## Dataset entries
-- Start --
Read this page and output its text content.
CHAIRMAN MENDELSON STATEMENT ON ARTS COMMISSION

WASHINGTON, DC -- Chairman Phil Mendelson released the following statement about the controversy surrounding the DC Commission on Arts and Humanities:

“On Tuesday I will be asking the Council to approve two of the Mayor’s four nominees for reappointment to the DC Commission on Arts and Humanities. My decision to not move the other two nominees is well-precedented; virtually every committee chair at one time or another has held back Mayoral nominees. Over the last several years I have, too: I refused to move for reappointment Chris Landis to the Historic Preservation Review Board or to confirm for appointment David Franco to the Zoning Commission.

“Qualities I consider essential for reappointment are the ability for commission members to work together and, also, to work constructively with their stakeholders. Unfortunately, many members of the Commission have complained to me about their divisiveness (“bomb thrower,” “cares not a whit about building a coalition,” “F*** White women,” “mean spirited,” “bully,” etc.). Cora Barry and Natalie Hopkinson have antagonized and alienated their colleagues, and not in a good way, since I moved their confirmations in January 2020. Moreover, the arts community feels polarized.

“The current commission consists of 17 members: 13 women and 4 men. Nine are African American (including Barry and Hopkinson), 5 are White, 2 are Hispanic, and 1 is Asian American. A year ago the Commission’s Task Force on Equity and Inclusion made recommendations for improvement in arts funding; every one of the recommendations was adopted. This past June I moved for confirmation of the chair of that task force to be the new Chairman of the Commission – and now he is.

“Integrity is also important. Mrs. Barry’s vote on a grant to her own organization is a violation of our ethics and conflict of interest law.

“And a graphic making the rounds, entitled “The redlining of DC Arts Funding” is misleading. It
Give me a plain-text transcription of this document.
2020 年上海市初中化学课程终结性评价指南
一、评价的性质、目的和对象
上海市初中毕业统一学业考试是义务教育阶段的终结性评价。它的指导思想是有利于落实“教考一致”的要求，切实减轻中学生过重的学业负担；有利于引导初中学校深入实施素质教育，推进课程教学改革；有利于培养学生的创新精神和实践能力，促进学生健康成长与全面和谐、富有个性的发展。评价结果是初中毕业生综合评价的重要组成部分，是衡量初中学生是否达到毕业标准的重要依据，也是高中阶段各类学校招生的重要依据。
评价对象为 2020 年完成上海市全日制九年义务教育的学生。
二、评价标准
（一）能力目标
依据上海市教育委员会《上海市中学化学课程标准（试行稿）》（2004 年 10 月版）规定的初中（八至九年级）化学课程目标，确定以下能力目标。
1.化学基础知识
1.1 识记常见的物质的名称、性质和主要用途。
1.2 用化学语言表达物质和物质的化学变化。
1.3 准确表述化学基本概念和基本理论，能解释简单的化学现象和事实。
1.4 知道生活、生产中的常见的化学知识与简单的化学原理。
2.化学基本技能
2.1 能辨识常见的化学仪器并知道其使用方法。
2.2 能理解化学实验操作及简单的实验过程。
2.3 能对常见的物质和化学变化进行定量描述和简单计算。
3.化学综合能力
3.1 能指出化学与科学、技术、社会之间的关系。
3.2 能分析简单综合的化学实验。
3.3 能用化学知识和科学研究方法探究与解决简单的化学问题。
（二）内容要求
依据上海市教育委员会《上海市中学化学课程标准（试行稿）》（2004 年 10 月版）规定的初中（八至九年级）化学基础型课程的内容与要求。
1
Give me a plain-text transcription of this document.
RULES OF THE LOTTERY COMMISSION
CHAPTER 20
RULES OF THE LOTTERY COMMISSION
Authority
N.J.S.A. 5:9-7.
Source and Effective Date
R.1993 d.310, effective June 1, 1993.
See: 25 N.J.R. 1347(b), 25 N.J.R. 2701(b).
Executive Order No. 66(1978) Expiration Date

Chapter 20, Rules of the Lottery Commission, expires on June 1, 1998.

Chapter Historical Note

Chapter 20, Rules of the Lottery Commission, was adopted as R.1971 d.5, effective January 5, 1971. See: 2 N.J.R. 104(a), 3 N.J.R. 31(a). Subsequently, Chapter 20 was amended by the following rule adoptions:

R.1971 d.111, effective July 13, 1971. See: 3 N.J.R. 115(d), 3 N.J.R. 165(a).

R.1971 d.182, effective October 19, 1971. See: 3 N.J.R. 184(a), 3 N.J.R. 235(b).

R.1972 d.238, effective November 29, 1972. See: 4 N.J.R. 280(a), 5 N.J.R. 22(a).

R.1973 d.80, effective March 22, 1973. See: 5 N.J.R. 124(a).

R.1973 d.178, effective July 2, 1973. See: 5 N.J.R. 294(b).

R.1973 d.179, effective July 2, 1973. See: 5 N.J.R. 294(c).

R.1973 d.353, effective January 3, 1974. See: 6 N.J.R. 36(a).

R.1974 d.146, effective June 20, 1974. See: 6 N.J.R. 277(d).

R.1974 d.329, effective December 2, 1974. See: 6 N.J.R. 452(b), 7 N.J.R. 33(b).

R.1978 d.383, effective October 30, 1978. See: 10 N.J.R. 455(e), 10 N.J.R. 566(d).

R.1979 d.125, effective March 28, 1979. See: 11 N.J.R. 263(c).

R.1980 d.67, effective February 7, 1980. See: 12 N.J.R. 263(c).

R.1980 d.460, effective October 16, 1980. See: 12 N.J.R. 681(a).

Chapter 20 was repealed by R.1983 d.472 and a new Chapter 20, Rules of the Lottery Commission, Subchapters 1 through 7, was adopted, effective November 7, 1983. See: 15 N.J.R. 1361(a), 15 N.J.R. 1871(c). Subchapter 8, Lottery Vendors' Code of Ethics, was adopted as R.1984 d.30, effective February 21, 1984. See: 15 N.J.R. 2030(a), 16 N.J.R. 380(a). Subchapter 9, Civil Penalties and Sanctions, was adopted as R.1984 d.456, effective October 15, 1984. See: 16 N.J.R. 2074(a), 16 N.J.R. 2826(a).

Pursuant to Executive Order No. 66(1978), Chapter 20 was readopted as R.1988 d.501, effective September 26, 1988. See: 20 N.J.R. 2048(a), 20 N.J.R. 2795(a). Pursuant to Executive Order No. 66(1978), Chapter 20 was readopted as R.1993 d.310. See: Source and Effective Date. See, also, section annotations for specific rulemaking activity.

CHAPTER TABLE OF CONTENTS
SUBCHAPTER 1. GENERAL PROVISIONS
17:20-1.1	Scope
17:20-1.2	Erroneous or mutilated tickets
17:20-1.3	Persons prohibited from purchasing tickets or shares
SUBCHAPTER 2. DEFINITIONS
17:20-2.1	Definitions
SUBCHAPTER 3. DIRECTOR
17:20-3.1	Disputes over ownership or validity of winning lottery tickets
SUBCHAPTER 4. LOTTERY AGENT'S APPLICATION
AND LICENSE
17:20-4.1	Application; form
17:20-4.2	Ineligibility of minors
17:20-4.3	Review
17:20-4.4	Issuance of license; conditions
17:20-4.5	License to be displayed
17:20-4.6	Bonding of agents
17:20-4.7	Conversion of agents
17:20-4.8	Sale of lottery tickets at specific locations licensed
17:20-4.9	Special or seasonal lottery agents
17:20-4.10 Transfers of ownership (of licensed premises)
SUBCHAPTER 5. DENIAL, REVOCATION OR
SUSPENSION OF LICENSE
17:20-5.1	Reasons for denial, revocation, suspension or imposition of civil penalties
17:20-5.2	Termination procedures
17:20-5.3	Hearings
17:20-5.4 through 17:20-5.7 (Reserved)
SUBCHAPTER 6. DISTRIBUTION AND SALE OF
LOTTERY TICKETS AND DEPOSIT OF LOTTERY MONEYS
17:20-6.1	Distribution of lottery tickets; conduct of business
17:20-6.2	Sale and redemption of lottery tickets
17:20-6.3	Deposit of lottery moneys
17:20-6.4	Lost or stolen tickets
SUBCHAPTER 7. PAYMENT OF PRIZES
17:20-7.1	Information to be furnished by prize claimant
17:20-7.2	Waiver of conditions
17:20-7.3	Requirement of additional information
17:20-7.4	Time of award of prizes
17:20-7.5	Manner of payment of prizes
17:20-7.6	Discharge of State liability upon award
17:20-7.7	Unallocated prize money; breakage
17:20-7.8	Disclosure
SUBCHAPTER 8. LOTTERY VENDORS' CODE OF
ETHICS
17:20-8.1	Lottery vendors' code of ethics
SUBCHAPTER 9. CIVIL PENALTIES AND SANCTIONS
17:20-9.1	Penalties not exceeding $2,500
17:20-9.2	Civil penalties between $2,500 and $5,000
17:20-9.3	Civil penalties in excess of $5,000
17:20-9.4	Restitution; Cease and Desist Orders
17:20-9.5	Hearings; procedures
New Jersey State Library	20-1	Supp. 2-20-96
-- End --
## Task requirements
What is the number of lines in the listing that contain the string "ownership"? Reply with that number alone.

## Written answer
2